What is being asked: Search the material for the string "Output" and copy each line where it occurs.

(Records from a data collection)

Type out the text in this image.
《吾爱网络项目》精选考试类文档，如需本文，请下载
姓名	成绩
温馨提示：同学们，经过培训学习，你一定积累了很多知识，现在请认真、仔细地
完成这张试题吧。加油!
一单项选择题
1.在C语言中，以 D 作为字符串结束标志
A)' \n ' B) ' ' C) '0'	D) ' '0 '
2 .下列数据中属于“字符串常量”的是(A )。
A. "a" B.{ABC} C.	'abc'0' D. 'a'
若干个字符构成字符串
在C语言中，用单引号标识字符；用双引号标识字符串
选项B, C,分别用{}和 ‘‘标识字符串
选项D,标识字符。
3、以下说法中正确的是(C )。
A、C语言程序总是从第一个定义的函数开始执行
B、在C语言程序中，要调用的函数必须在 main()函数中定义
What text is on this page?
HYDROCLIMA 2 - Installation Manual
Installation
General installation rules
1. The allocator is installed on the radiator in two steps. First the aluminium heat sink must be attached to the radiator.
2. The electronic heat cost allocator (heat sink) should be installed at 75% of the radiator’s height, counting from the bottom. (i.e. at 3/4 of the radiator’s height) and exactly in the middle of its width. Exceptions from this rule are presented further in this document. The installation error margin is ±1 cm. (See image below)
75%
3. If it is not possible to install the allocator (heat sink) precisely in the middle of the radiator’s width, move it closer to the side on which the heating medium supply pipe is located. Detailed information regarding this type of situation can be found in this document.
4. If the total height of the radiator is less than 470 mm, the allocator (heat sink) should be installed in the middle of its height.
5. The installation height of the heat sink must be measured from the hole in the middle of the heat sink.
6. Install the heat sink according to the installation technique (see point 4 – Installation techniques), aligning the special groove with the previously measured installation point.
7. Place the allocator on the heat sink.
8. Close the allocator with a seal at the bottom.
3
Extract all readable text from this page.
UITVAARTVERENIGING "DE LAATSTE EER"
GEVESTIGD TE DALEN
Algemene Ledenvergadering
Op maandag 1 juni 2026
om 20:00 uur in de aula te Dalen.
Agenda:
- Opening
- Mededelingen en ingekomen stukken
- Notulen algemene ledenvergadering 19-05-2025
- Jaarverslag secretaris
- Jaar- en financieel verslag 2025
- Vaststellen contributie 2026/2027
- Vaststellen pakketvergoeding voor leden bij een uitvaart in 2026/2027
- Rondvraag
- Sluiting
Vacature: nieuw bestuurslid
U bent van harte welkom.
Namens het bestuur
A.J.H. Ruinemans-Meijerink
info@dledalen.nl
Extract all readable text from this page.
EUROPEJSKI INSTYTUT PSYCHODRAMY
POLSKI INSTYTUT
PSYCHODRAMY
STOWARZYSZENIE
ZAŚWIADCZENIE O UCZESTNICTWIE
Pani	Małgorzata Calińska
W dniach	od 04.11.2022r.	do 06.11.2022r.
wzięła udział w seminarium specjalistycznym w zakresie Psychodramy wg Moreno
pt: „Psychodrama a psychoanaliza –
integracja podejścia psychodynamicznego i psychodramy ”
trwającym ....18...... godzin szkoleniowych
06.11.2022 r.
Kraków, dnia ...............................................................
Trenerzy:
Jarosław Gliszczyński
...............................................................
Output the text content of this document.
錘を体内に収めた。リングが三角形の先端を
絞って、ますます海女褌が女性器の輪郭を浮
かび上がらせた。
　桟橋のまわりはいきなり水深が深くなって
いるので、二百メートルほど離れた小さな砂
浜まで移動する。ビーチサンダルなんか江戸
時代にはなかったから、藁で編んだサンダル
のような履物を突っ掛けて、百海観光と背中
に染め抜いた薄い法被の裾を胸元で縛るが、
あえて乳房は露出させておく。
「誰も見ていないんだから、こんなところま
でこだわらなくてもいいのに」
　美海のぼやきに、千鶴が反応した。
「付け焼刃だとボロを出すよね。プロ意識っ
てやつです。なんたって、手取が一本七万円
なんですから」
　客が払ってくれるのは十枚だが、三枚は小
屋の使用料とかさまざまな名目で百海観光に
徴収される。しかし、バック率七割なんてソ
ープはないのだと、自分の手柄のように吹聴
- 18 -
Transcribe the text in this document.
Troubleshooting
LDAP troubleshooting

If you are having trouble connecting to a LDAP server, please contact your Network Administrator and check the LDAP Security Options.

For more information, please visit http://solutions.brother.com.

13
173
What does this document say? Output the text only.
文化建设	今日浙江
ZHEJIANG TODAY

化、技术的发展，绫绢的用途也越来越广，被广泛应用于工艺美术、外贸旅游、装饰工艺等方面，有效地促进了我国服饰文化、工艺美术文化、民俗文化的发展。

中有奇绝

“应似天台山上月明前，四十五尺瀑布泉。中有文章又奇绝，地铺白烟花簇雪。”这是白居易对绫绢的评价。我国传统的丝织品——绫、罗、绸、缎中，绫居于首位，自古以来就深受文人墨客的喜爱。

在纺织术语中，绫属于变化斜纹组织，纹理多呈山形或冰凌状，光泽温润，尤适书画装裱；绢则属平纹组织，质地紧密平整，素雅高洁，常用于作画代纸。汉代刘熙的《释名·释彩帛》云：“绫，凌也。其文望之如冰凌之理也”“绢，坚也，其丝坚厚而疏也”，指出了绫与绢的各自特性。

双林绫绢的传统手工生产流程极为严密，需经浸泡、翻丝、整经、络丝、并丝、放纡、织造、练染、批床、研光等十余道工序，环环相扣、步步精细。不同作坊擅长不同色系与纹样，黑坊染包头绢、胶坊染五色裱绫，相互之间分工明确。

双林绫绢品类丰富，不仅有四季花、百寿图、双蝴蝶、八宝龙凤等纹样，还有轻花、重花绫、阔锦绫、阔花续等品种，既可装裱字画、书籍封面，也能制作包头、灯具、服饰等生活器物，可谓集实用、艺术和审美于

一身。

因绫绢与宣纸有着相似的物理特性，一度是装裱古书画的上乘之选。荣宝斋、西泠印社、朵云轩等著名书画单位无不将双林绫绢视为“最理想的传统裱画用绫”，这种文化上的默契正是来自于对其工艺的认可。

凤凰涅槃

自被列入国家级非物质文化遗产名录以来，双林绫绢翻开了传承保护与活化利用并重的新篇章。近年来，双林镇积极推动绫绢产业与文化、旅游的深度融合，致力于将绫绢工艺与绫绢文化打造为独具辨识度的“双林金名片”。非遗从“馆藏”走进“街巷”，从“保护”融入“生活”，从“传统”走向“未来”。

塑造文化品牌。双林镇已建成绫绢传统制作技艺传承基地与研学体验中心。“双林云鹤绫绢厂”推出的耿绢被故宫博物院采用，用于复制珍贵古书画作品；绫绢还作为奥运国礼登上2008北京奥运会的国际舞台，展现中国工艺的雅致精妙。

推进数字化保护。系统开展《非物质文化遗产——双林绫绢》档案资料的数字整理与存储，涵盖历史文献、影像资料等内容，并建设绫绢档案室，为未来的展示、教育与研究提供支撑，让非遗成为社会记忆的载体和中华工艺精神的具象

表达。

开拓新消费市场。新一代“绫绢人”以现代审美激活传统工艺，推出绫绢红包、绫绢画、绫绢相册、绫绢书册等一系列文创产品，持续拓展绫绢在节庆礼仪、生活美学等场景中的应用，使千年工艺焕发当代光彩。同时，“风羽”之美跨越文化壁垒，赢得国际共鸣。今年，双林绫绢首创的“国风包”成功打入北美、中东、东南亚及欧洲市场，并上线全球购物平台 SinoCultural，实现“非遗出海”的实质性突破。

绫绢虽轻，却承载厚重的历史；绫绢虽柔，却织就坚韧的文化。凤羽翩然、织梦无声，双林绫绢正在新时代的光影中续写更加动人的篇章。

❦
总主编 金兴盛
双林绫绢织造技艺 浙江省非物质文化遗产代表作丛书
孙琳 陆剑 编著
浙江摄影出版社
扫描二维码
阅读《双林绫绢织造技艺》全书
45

Written reply:
Output the text content of this document.
What does this document say? Output the text only.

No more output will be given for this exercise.